### STATED GOAL
Find the string "being" in the entries and copy each line that has it.

### EXERCISE INPUT
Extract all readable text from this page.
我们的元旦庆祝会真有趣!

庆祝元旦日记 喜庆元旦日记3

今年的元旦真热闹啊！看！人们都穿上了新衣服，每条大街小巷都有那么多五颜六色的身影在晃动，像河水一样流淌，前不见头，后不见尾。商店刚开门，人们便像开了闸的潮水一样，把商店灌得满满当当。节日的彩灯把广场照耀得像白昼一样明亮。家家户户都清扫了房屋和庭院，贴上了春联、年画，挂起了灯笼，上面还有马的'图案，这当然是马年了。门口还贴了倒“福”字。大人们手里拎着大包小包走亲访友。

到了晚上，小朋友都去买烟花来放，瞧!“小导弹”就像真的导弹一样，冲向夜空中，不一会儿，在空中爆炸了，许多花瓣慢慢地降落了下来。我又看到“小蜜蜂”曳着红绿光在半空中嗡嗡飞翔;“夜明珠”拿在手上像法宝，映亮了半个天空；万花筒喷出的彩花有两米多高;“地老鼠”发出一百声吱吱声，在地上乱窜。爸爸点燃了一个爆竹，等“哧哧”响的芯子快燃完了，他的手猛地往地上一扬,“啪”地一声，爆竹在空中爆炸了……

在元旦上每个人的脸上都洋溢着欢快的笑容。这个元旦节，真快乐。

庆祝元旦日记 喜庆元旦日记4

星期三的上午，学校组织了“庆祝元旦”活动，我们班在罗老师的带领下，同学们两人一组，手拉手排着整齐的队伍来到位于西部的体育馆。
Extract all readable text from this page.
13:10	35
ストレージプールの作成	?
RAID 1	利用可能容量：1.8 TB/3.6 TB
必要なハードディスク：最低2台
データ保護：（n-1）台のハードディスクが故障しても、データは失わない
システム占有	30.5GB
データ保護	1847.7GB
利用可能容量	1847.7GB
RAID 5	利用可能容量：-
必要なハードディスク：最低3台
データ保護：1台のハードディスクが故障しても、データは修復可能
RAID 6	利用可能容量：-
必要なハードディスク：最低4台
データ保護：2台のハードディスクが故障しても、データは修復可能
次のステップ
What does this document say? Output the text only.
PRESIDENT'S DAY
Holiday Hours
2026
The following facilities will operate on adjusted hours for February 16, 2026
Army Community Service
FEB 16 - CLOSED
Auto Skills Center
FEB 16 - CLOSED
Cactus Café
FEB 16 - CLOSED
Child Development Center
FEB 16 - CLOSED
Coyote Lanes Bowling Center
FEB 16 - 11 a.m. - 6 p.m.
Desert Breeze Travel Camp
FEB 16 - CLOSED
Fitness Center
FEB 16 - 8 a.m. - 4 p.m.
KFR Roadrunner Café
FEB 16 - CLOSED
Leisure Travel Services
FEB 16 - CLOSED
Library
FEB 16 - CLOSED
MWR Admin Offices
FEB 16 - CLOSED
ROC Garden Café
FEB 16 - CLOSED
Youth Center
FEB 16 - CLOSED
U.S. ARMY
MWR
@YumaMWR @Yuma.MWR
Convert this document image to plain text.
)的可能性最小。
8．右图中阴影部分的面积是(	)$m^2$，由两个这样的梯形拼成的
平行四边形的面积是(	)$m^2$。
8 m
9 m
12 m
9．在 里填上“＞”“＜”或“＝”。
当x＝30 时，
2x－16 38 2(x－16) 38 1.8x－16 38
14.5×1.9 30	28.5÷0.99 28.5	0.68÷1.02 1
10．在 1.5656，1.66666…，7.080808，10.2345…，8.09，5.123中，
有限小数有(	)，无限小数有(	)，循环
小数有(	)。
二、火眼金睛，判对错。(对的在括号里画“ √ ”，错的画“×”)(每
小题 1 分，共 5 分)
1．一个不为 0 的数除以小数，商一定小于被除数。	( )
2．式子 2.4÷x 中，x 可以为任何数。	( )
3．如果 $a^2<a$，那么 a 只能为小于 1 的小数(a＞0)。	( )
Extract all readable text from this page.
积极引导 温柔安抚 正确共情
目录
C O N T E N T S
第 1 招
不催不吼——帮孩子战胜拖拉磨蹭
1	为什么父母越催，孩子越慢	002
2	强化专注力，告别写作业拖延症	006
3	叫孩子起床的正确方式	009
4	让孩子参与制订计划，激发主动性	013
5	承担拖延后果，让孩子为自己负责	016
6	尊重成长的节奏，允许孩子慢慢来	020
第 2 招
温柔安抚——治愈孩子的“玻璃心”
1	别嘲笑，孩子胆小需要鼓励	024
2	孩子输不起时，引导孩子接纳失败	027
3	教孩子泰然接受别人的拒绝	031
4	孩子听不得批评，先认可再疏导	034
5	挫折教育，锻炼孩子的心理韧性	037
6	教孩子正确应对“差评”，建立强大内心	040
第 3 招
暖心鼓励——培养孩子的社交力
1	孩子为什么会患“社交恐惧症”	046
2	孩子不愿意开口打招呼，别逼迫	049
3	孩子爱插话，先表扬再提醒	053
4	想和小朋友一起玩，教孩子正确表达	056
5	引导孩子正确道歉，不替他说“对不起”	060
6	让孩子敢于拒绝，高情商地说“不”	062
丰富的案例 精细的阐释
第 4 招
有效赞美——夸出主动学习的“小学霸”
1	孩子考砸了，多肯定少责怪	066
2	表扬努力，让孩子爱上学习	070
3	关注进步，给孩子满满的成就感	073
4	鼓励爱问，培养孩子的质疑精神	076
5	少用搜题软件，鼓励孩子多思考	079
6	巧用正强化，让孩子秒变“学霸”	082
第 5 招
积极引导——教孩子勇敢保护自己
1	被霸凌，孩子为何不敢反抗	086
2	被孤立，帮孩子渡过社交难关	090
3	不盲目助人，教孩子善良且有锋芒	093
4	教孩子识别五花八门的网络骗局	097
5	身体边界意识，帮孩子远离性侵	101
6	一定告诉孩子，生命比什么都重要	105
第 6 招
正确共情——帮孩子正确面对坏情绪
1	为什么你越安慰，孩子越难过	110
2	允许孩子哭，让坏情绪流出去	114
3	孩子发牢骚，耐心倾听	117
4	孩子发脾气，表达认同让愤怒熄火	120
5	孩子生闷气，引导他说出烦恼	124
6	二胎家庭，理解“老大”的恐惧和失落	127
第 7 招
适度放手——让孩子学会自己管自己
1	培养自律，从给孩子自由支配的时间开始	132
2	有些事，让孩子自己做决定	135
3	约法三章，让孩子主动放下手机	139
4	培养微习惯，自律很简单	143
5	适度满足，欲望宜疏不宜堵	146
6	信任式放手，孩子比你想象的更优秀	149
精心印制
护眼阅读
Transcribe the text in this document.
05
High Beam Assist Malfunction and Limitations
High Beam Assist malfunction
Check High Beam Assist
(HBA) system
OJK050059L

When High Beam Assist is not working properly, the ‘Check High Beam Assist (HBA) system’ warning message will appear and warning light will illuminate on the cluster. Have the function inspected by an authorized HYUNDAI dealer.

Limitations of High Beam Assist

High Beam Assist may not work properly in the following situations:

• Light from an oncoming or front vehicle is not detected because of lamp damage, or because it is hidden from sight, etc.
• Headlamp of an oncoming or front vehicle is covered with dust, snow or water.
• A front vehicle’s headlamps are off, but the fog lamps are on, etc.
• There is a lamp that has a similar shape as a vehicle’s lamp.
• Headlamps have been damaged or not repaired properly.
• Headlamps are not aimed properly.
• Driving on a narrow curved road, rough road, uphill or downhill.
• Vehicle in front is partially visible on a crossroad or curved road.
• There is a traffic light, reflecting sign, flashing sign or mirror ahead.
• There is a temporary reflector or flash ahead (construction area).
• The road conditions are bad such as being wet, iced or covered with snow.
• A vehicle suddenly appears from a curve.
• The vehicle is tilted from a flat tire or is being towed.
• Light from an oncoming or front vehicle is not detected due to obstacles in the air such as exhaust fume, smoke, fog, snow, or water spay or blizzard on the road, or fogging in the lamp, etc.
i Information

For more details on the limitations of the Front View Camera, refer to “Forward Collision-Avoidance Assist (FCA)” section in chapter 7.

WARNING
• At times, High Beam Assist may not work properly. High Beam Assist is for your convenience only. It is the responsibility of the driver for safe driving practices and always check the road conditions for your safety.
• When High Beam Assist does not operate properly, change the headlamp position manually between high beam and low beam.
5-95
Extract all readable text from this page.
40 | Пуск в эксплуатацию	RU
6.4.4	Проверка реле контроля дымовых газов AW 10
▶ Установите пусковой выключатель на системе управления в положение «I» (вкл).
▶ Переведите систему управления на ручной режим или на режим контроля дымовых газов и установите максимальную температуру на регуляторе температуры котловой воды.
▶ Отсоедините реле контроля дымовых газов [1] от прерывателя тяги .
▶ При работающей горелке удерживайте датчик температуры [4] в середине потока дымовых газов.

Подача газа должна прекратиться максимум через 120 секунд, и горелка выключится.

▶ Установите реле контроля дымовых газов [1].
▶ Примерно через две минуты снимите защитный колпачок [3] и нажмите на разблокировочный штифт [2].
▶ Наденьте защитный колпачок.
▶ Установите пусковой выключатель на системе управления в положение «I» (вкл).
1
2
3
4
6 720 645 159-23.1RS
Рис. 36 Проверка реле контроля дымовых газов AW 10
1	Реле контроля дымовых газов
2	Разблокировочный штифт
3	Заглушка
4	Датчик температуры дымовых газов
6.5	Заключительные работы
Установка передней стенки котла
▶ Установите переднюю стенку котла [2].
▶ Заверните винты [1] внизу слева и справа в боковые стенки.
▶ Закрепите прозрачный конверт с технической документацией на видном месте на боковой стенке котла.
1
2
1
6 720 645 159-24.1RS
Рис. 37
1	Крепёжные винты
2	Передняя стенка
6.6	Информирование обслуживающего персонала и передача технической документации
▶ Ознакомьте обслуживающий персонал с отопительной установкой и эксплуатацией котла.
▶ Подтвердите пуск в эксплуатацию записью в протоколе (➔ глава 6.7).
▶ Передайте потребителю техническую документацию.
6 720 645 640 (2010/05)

### REPLY TO THE TASK
• The road conditions are bad such as being wet, iced or covered with snow.
• The vehicle is tilted from a flat tire or is being towed.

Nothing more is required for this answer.